REQUIREMENT >>
Look through the records below and collect all lines that hold the string "Tumbokon".

====== PROVIDED INFORMATION ======

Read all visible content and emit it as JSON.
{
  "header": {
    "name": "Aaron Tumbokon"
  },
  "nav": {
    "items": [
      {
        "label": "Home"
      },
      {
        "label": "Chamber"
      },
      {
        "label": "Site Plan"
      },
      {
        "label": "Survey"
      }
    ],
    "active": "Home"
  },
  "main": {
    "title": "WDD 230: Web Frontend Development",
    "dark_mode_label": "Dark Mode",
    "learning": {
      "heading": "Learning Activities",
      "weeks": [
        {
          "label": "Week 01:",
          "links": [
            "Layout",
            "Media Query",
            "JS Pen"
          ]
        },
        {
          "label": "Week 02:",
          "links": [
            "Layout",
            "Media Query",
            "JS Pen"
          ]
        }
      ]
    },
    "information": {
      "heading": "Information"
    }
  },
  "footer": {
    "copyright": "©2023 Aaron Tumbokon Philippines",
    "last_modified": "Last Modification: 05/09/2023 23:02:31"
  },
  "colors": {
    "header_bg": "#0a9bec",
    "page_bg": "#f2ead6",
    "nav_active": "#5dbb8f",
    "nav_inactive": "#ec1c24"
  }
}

======

REPLY >>
    "name": "Aaron Tumbokon"
    "copyright": "©2023 Aaron Tumbokon Philippines",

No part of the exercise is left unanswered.